Given instruction: Repeat what the lines below say, word for word, and skip every image.

::: Task input :::

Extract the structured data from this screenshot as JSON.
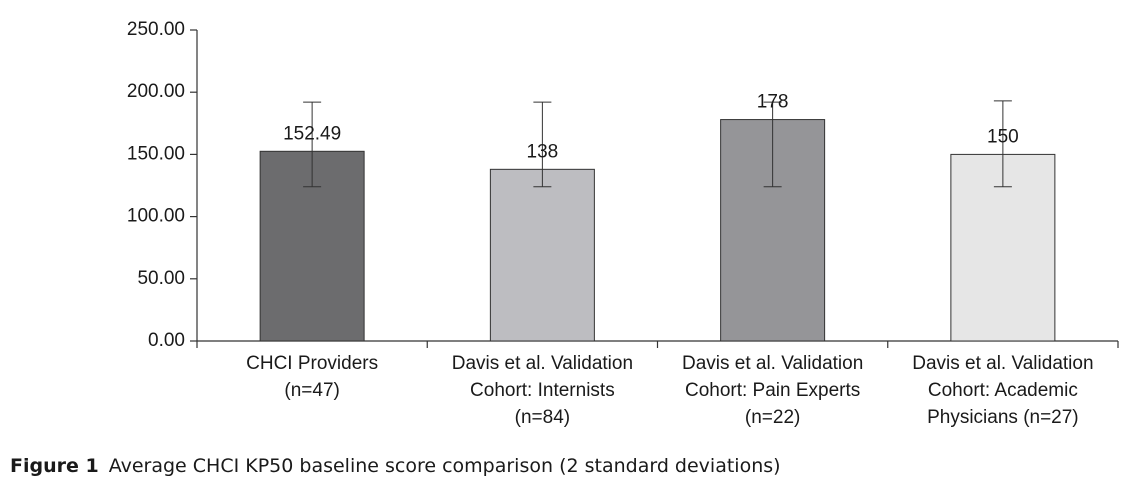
{
  "chart_data": {
    "type": "bar",
    "categories": [
      [
        "CHCI Providers",
        "(n=47)"
      ],
      [
        "Davis et al. Validation",
        "Cohort: Internists",
        "(n=84)"
      ],
      [
        "Davis et al. Validation",
        "Cohort: Pain Experts",
        "(n=22)"
      ],
      [
        "Davis et al. Validation",
        "Cohort: Academic",
        "Physicians (n=27)"
      ]
    ],
    "values": [
      152.49,
      138,
      178,
      150
    ],
    "colors": [
      "#6c6c6e",
      "#bdbdc1",
      "#959598",
      "#e6e6e6"
    ],
    "error_bars": [
      {
        "low": 124,
        "high": 192
      },
      {
        "low": 124,
        "high": 192
      },
      {
        "low": 124,
        "high": 192
      },
      {
        "low": 124,
        "high": 193
      }
    ],
    "ylim": [
      0,
      250
    ],
    "yticks": [
      {
        "value": 0,
        "label": "0.00"
      },
      {
        "value": 50,
        "label": "50.00"
      },
      {
        "value": 100,
        "label": "100.00"
      },
      {
        "value": 150,
        "label": "150.00"
      },
      {
        "value": 200,
        "label": "200.00"
      },
      {
        "value": 250,
        "label": "250.00"
      }
    ],
    "caption": {
      "label": "Figure 1",
      "text": "Average CHCI KP50 baseline score comparison (2 standard deviations)"
    }
  }
}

:::

Answer in full:
Extract the structured data from this screenshot as JSON.
{
  "chart_data": {
    "type": "bar",
    "categories": [
      [
        "CHCI Providers",
        "(n=47)"
      ],
      [
        "Davis et al. Validation",
        "Cohort: Internists",
        "(n=84)"
      ],
      [
        "Davis et al. Validation",
        "Cohort: Pain Experts",
        "(n=22)"
      ],
      [
        "Davis et al. Validation",
        "Cohort: Academic",
        "Physicians (n=27)"
      ]
    ],
    "values": [
      152.49,
      138,
      178,
      150
    ],
    "colors": [
      "#6c6c6e",
      "#bdbdc1",
      "#959598",
      "#e6e6e6"
    ],
    "error_bars": [
      {
        "low": 124,
        "high": 192
      },
      {
        "low": 124,
        "high": 192
      },
      {
        "low": 124,
        "high": 192
      },
      {
        "low": 124,
        "high": 193
      }
    ],
    "ylim": [
      0,
      250
    ],
    "yticks": [
      {
        "value": 0,
        "label": "0.00"
      },
      {
        "value": 50,
        "label": "50.00"
      },
      {
        "value": 100,
        "label": "100.00"
      },
      {
        "value": 150,
        "label": "150.00"
      },
      {
        "value": 200,
        "label": "200.00"
      },
      {
        "value": 250,
        "label": "250.00"
      }
    ],
    "caption": {
      "label": "Figure 1",
      "text": "Average CHCI KP50 baseline score comparison (2 standard deviations)"
    }
  }
}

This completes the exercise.